Aim
Transcribe the material word for word, but without the images.

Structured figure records
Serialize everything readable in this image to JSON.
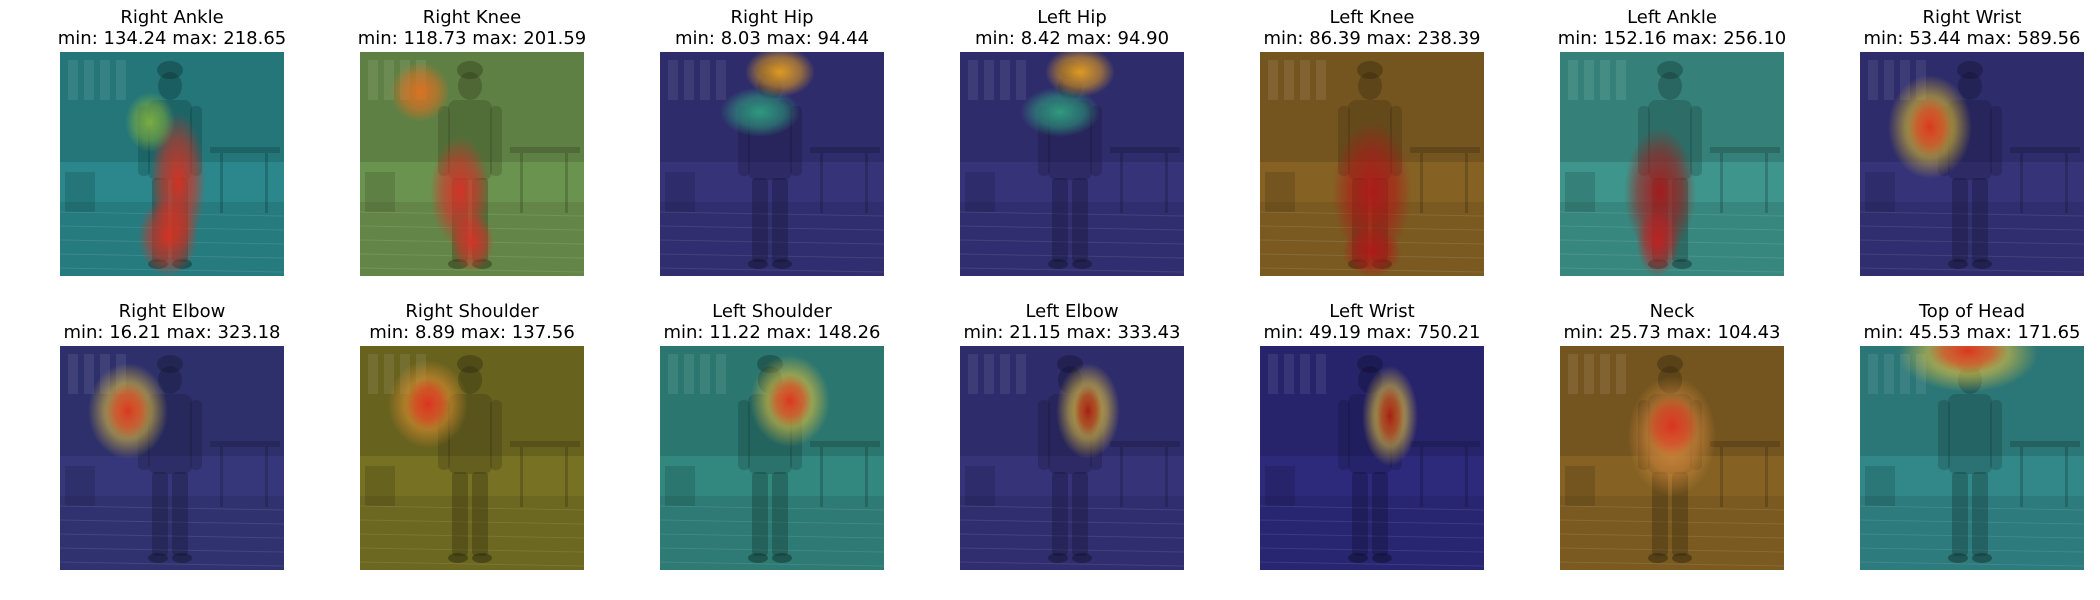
{
  "chart_data": [
    {
      "type": "heatmap",
      "title": "Right Ankle",
      "min_label": "min:",
      "min": "134.24",
      "max_label": "max:",
      "max": "218.65",
      "overlay": "blue-green-yellow-red",
      "hotspot": "lower legs"
    },
    {
      "type": "heatmap",
      "title": "Right Knee",
      "min_label": "min:",
      "min": "118.73",
      "max_label": "max:",
      "max": "201.59",
      "overlay": "blue-green-yellow-red",
      "hotspot": "knees"
    },
    {
      "type": "heatmap",
      "title": "Right Hip",
      "min_label": "min:",
      "min": "8.03",
      "max_label": "max:",
      "max": "94.44",
      "overlay": "blue-green-yellow-red",
      "hotspot": "head"
    },
    {
      "type": "heatmap",
      "title": "Left Hip",
      "min_label": "min:",
      "min": "8.42",
      "max_label": "max:",
      "max": "94.90",
      "overlay": "blue-green-yellow-red",
      "hotspot": "head"
    },
    {
      "type": "heatmap",
      "title": "Left Knee",
      "min_label": "min:",
      "min": "86.39",
      "max_label": "max:",
      "max": "238.39",
      "overlay": "blue-green-yellow-red",
      "hotspot": "legs"
    },
    {
      "type": "heatmap",
      "title": "Left Ankle",
      "min_label": "min:",
      "min": "152.16",
      "max_label": "max:",
      "max": "256.10",
      "overlay": "blue-green-yellow-red",
      "hotspot": "legs"
    },
    {
      "type": "heatmap",
      "title": "Right Wrist",
      "min_label": "min:",
      "min": "53.44",
      "max_label": "max:",
      "max": "589.56",
      "overlay": "blue-green-yellow-red",
      "hotspot": "right wrist"
    },
    {
      "type": "heatmap",
      "title": "Right Elbow",
      "min_label": "min:",
      "min": "16.21",
      "max_label": "max:",
      "max": "323.18",
      "overlay": "blue-green-yellow-red",
      "hotspot": "right elbow"
    },
    {
      "type": "heatmap",
      "title": "Right Shoulder",
      "min_label": "min:",
      "min": "8.89",
      "max_label": "max:",
      "max": "137.56",
      "overlay": "blue-green-yellow-red",
      "hotspot": "right shoulder"
    },
    {
      "type": "heatmap",
      "title": "Left Shoulder",
      "min_label": "min:",
      "min": "11.22",
      "max_label": "max:",
      "max": "148.26",
      "overlay": "blue-green-yellow-red",
      "hotspot": "left shoulder"
    },
    {
      "type": "heatmap",
      "title": "Left Elbow",
      "min_label": "min:",
      "min": "21.15",
      "max_label": "max:",
      "max": "333.43",
      "overlay": "blue-green-yellow-red",
      "hotspot": "left elbow"
    },
    {
      "type": "heatmap",
      "title": "Left Wrist",
      "min_label": "min:",
      "min": "49.19",
      "max_label": "max:",
      "max": "750.21",
      "overlay": "blue-green-yellow-red",
      "hotspot": "left wrist"
    },
    {
      "type": "heatmap",
      "title": "Neck",
      "min_label": "min:",
      "min": "25.73",
      "max_label": "max:",
      "max": "104.43",
      "overlay": "blue-green-yellow-red",
      "hotspot": "neck"
    },
    {
      "type": "heatmap",
      "title": "Top of Head",
      "min_label": "min:",
      "min": "45.53",
      "max_label": "max:",
      "max": "171.65",
      "overlay": "blue-green-yellow-red",
      "hotspot": "head top"
    }
  ]
}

Solution for this task
Serialize everything readable in this image to JSON.
{
  "chart_data": [
    {
      "type": "heatmap",
      "title": "Right Ankle",
      "min_label": "min:",
      "min": "134.24",
      "max_label": "max:",
      "max": "218.65",
      "overlay": "blue-green-yellow-red",
      "hotspot": "lower legs"
    },
    {
      "type": "heatmap",
      "title": "Right Knee",
      "min_label": "min:",
      "min": "118.73",
      "max_label": "max:",
      "max": "201.59",
      "overlay": "blue-green-yellow-red",
      "hotspot": "knees"
    },
    {
      "type": "heatmap",
      "title": "Right Hip",
      "min_label": "min:",
      "min": "8.03",
      "max_label": "max:",
      "max": "94.44",
      "overlay": "blue-green-yellow-red",
      "hotspot": "head"
    },
    {
      "type": "heatmap",
      "title": "Left Hip",
      "min_label": "min:",
      "min": "8.42",
      "max_label": "max:",
      "max": "94.90",
      "overlay": "blue-green-yellow-red",
      "hotspot": "head"
    },
    {
      "type": "heatmap",
      "title": "Left Knee",
      "min_label": "min:",
      "min": "86.39",
      "max_label": "max:",
      "max": "238.39",
      "overlay": "blue-green-yellow-red",
      "hotspot": "legs"
    },
    {
      "type": "heatmap",
      "title": "Left Ankle",
      "min_label": "min:",
      "min": "152.16",
      "max_label": "max:",
      "max": "256.10",
      "overlay": "blue-green-yellow-red",
      "hotspot": "legs"
    },
    {
      "type": "heatmap",
      "title": "Right Wrist",
      "min_label": "min:",
      "min": "53.44",
      "max_label": "max:",
      "max": "589.56",
      "overlay": "blue-green-yellow-red",
      "hotspot": "right wrist"
    },
    {
      "type": "heatmap",
      "title": "Right Elbow",
      "min_label": "min:",
      "min": "16.21",
      "max_label": "max:",
      "max": "323.18",
      "overlay": "blue-green-yellow-red",
      "hotspot": "right elbow"
    },
    {
      "type": "heatmap",
      "title": "Right Shoulder",
      "min_label": "min:",
      "min": "8.89",
      "max_label": "max:",
      "max": "137.56",
      "overlay": "blue-green-yellow-red",
      "hotspot": "right shoulder"
    },
    {
      "type": "heatmap",
      "title": "Left Shoulder",
      "min_label": "min:",
      "min": "11.22",
      "max_label": "max:",
      "max": "148.26",
      "overlay": "blue-green-yellow-red",
      "hotspot": "left shoulder"
    },
    {
      "type": "heatmap",
      "title": "Left Elbow",
      "min_label": "min:",
      "min": "21.15",
      "max_label": "max:",
      "max": "333.43",
      "overlay": "blue-green-yellow-red",
      "hotspot": "left elbow"
    },
    {
      "type": "heatmap",
      "title": "Left Wrist",
      "min_label": "min:",
      "min": "49.19",
      "max_label": "max:",
      "max": "750.21",
      "overlay": "blue-green-yellow-red",
      "hotspot": "left wrist"
    },
    {
      "type": "heatmap",
      "title": "Neck",
      "min_label": "min:",
      "min": "25.73",
      "max_label": "max:",
      "max": "104.43",
      "overlay": "blue-green-yellow-red",
      "hotspot": "neck"
    },
    {
      "type": "heatmap",
      "title": "Top of Head",
      "min_label": "min:",
      "min": "45.53",
      "max_label": "max:",
      "max": "171.65",
      "overlay": "blue-green-yellow-red",
      "hotspot": "head top"
    }
  ]
}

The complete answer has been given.